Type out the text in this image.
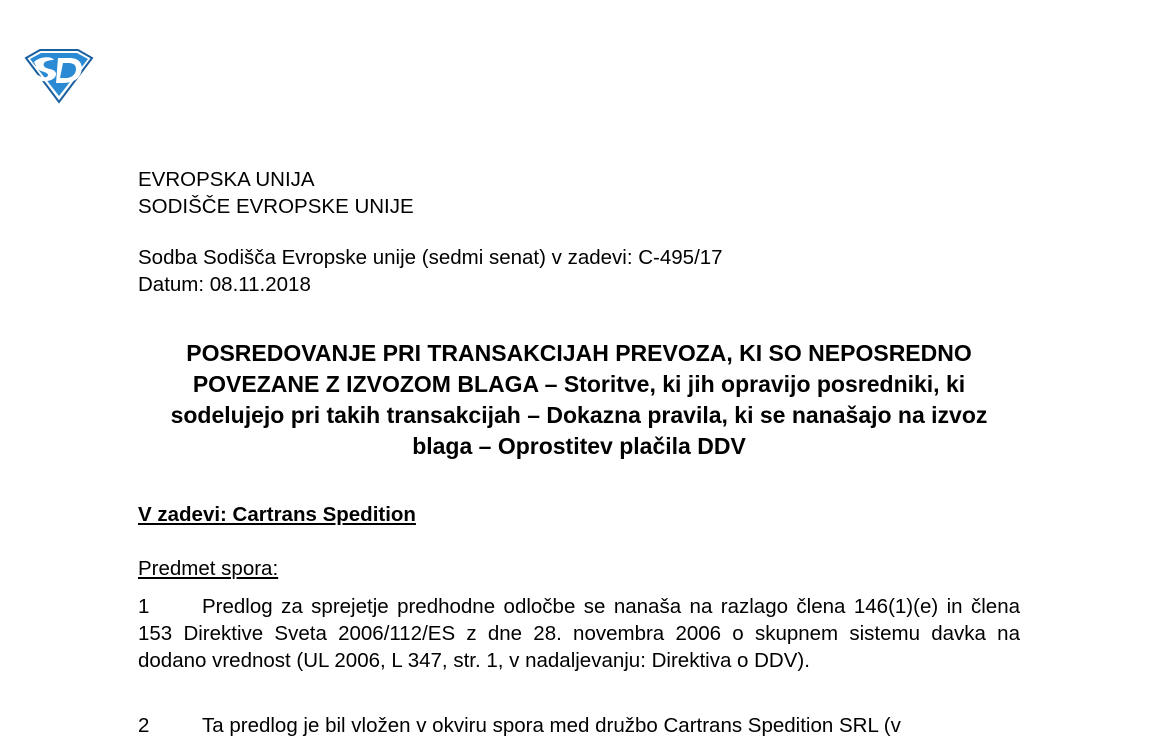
EVROPSKA UNIJA
SODIŠČE EVROPSKE UNIJE
Sodba Sodišča Evropske unije (sedmi senat) v zadevi: C-495/17
Datum: 08.11.2018
POSREDOVANJE PRI TRANSAKCIJAH PREVOZA, KI SO NEPOSREDNO POVEZANE Z IZVOZOM BLAGA – Storitve, ki jih opravijo posredniki, ki sodelujejo pri takih transakcijah – Dokazna pravila, ki se nanašajo na izvoz blaga – Oprostitev plačila DDV
V zadevi: Cartrans Spedition
Predmet spora:
1	Predlog za sprejetje predhodne odločbe se nanaša na razlago člena 146(1)(e) in člena 153 Direktive Sveta 2006/112/ES z dne 28. novembra 2006 o skupnem sistemu davka na dodano vrednost (UL 2006, L 347, str. 1, v nadaljevanju: Direktiva o DDV).
2	Ta predlog je bil vložen v okviru spora med družbo Cartrans Spedition SRL (v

The problem
Which lines contain "Spedition"? Copy each of them out.

The answer
V zadevi: Cartrans Spedition
2	Ta predlog je bil vložen v okviru spora med družbo Cartrans Spedition SRL (v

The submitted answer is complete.